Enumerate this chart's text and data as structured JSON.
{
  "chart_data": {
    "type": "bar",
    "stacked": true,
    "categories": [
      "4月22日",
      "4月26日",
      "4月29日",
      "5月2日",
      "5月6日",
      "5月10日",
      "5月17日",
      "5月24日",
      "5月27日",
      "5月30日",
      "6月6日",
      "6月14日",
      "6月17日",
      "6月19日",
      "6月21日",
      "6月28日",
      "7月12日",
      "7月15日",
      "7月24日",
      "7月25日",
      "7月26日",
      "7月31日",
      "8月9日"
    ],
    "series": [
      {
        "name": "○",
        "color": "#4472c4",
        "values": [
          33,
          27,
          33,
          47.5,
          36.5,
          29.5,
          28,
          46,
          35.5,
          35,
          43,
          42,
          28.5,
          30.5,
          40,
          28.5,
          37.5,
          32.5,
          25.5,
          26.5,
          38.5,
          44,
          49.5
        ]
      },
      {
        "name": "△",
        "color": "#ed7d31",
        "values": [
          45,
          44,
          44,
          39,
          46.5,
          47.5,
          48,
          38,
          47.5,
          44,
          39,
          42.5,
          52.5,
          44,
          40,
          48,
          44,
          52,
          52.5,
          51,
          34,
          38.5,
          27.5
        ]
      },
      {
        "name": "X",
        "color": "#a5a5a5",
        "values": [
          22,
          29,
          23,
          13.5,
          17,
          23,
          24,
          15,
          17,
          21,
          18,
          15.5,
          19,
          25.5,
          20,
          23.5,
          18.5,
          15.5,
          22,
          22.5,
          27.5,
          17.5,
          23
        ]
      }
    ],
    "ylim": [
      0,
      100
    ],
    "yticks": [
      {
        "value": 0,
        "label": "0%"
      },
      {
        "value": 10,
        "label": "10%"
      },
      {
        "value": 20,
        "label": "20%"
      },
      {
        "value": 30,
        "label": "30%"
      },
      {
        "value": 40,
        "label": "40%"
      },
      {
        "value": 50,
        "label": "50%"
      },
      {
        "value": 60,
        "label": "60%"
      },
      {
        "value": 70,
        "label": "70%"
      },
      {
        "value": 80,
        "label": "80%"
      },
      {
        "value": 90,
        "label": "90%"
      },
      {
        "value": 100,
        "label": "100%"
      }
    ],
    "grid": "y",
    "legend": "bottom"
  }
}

* * *

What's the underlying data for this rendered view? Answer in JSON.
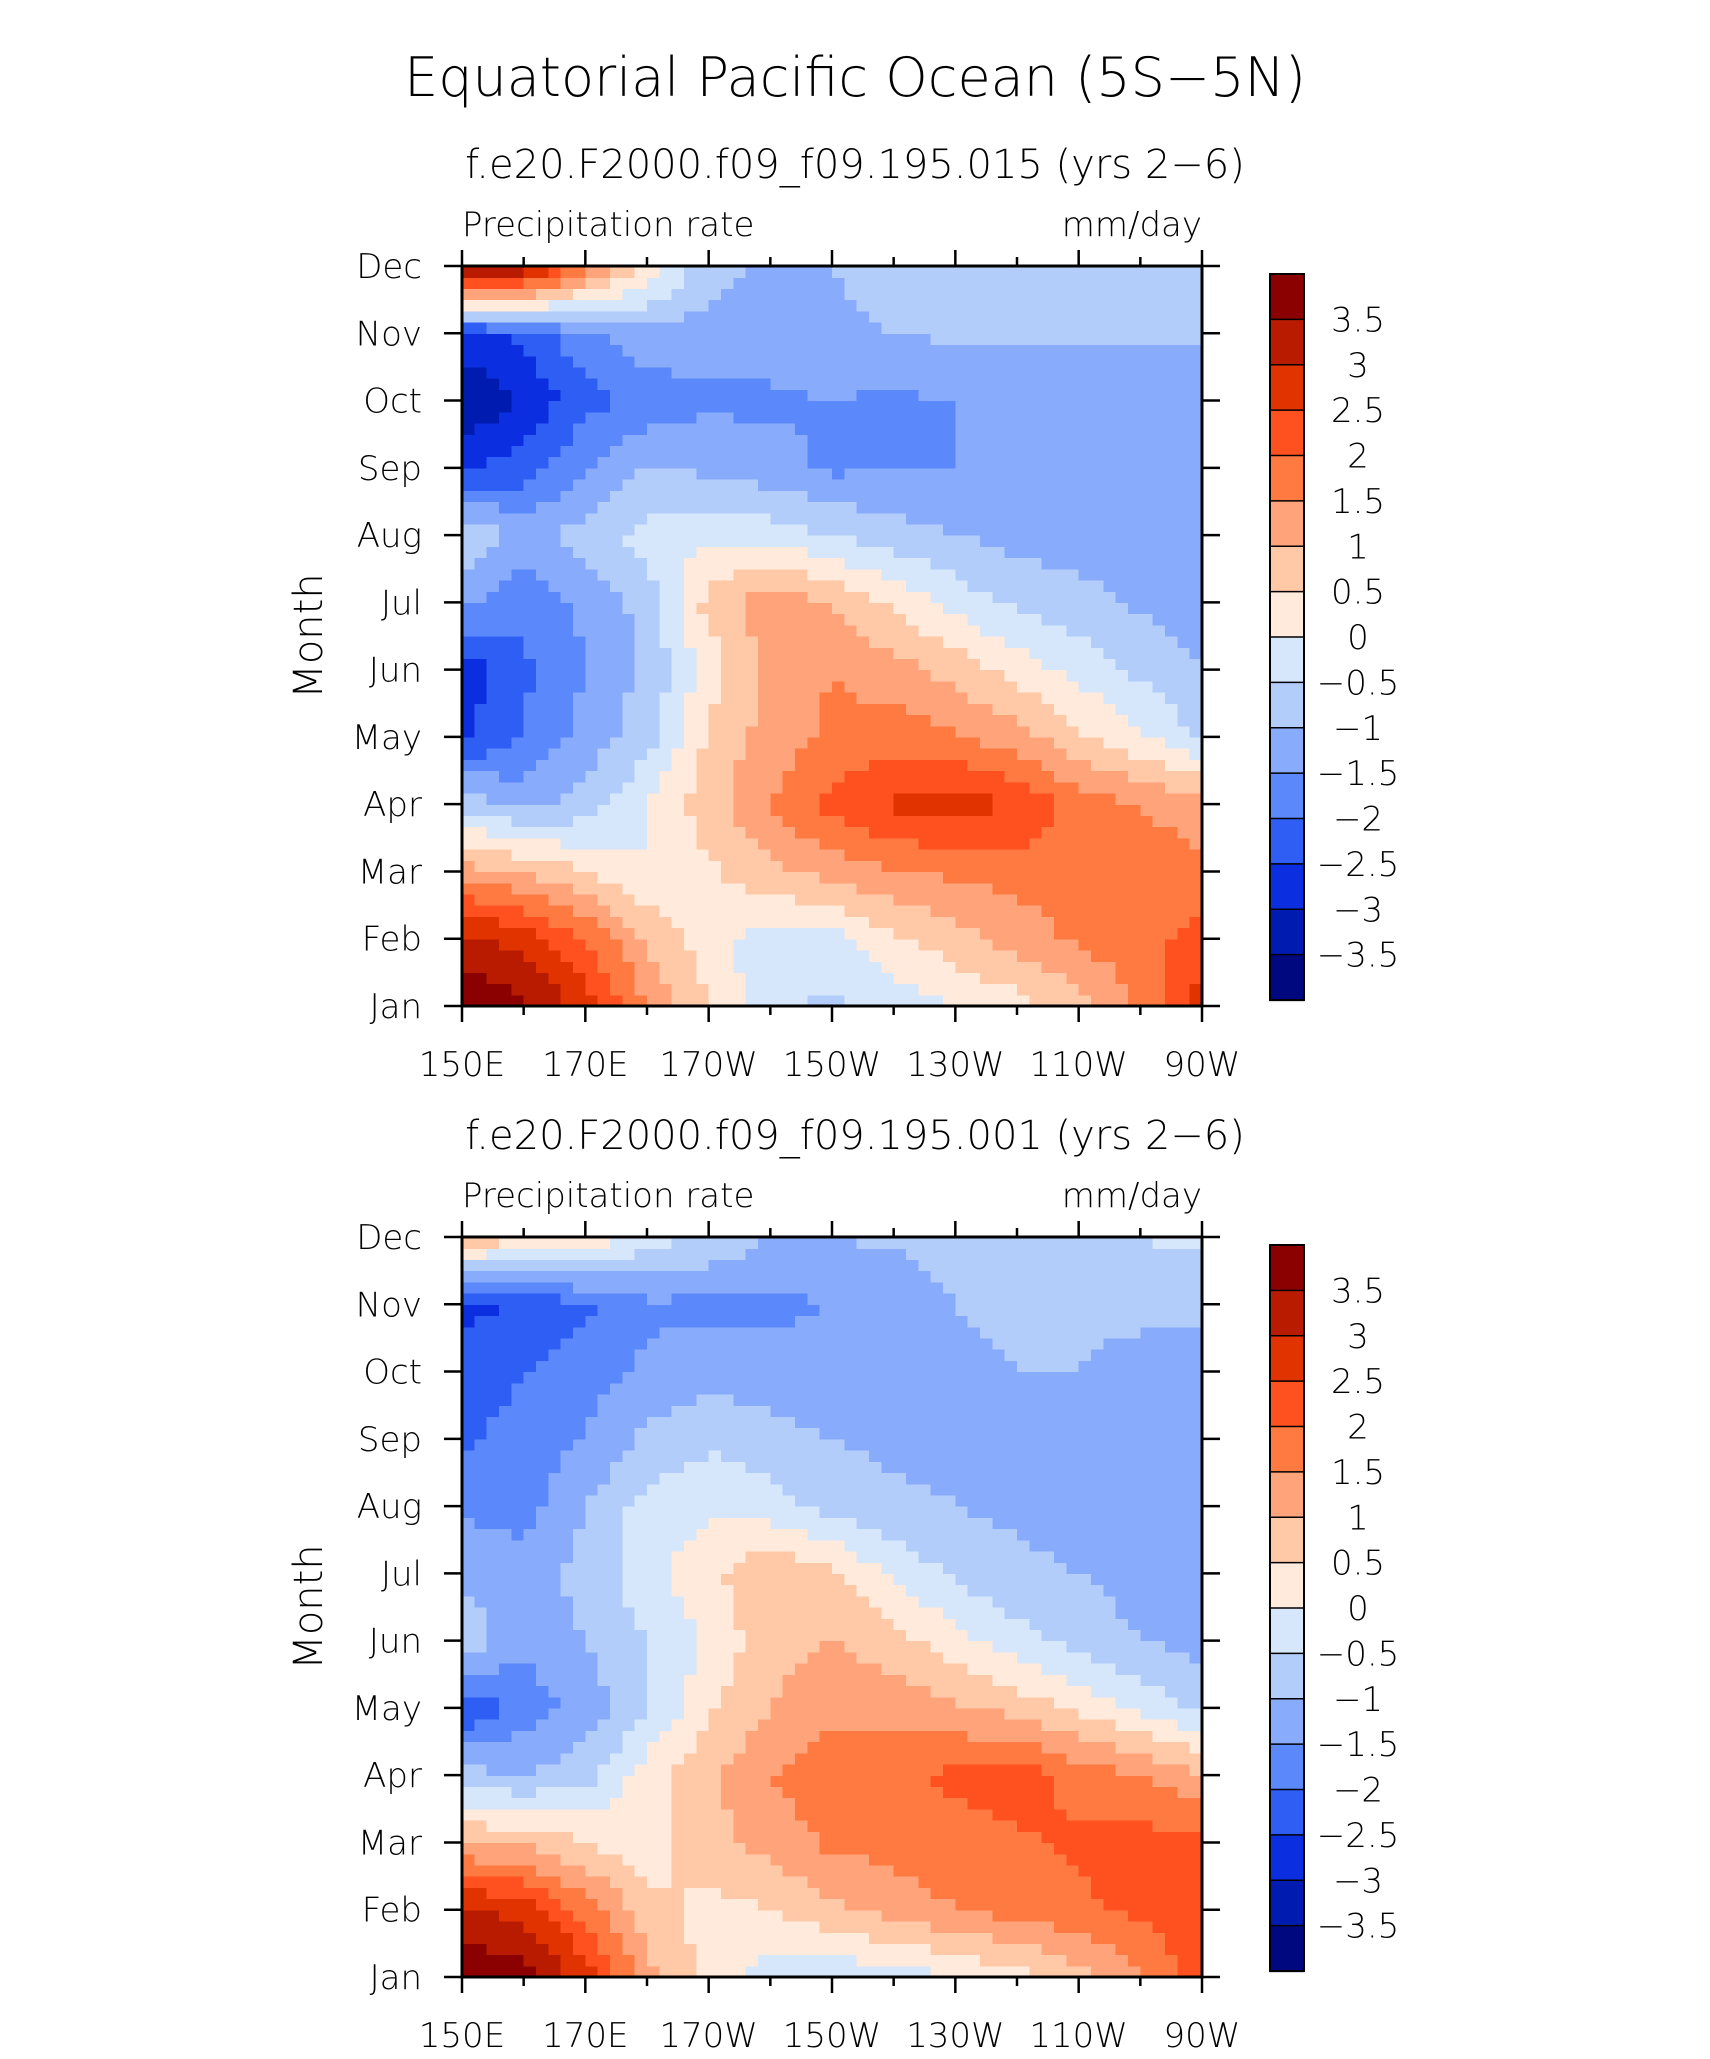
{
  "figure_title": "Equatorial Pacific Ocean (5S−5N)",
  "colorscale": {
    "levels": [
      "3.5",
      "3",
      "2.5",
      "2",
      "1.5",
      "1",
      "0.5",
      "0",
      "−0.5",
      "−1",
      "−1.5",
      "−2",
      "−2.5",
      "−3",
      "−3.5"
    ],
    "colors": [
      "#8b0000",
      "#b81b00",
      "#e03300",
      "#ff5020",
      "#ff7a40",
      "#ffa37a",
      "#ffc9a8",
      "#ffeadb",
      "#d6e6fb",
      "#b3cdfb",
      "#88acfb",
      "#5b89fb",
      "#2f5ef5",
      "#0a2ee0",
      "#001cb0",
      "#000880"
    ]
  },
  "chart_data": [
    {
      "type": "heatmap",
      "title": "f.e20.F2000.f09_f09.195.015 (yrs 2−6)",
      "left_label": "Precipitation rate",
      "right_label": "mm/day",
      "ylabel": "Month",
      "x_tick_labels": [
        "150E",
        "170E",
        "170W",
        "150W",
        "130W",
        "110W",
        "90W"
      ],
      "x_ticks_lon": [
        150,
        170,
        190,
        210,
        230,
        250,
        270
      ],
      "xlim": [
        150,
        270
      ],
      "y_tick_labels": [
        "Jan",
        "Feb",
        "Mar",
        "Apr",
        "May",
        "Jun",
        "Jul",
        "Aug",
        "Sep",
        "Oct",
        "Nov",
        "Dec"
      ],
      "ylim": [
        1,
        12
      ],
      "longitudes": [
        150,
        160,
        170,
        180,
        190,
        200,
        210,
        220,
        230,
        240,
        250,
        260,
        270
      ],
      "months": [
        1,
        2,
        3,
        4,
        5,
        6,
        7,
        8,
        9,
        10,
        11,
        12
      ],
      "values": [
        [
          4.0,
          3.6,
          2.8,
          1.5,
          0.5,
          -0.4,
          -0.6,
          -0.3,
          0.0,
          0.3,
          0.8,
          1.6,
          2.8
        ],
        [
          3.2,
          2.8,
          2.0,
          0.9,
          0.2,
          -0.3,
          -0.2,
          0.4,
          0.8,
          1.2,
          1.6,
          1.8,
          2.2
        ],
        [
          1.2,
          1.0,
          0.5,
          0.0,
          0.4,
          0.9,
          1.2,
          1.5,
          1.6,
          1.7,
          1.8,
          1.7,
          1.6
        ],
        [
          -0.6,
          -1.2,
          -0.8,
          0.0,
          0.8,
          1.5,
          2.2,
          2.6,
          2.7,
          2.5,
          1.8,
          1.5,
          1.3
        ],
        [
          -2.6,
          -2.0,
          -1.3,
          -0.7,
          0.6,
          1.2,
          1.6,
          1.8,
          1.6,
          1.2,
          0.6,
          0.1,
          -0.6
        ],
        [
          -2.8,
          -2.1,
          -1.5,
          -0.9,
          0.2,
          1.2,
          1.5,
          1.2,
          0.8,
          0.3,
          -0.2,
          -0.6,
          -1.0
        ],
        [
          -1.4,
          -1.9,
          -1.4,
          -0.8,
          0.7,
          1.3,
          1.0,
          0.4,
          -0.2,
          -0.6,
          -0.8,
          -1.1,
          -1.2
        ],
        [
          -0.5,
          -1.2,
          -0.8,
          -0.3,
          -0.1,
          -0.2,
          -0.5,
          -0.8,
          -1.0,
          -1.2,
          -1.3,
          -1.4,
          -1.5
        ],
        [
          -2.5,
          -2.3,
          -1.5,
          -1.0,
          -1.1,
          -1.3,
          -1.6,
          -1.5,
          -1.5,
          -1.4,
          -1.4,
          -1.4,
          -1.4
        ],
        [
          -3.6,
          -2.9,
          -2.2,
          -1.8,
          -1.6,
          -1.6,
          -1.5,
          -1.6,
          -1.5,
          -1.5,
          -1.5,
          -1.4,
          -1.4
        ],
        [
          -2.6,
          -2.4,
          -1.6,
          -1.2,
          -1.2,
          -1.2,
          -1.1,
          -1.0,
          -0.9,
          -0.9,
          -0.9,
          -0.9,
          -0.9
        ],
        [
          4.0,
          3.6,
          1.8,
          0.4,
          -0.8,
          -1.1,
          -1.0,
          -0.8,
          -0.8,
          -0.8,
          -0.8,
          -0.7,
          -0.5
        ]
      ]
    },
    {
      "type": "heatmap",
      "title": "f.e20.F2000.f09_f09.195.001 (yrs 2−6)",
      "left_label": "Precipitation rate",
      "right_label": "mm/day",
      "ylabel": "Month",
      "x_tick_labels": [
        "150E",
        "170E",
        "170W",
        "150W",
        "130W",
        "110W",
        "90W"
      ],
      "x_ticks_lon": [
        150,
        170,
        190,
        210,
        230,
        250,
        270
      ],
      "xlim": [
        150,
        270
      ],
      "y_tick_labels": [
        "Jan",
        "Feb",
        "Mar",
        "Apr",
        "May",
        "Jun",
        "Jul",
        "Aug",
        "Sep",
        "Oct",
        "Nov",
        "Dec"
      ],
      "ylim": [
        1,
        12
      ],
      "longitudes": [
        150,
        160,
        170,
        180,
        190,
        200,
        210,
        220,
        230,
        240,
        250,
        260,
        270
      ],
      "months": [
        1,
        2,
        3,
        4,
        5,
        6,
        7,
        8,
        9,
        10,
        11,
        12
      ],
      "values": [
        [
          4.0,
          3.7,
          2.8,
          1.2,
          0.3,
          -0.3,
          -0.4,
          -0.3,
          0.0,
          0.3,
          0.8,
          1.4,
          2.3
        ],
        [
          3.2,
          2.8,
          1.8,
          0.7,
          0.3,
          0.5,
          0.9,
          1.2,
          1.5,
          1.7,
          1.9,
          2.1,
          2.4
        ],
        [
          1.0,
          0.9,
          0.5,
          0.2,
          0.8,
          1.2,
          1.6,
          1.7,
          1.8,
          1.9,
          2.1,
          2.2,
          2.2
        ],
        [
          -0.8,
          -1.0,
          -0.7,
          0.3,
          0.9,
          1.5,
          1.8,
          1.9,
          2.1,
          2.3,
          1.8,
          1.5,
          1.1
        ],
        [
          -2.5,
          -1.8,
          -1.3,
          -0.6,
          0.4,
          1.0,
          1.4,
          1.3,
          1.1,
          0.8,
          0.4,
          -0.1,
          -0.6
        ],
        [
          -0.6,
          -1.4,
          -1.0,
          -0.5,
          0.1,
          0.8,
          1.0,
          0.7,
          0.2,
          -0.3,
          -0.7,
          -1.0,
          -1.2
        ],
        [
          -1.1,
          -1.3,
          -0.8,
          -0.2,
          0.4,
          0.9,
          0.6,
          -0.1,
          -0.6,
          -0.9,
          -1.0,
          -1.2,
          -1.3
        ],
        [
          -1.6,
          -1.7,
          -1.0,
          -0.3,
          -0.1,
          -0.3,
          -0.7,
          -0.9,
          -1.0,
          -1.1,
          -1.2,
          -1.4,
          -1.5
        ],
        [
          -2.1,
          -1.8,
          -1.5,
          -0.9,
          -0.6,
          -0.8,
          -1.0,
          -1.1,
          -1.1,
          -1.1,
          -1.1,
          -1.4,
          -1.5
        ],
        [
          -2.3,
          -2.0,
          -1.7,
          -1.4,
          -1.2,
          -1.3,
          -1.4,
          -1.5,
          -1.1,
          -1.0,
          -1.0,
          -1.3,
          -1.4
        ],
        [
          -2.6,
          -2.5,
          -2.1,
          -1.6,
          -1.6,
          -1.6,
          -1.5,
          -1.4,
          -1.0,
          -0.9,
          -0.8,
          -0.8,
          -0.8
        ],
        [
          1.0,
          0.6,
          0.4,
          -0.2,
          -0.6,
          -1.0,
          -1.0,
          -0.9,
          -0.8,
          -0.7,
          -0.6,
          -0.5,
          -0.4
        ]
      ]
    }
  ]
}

= Goal of the exercise =
Which lines of the material contain the string "JSON"? List each of them.

= Solution for this task =
Enumerate this chart's text and data as structured JSON.
What's the underlying data for this rendered view? Answer in JSON.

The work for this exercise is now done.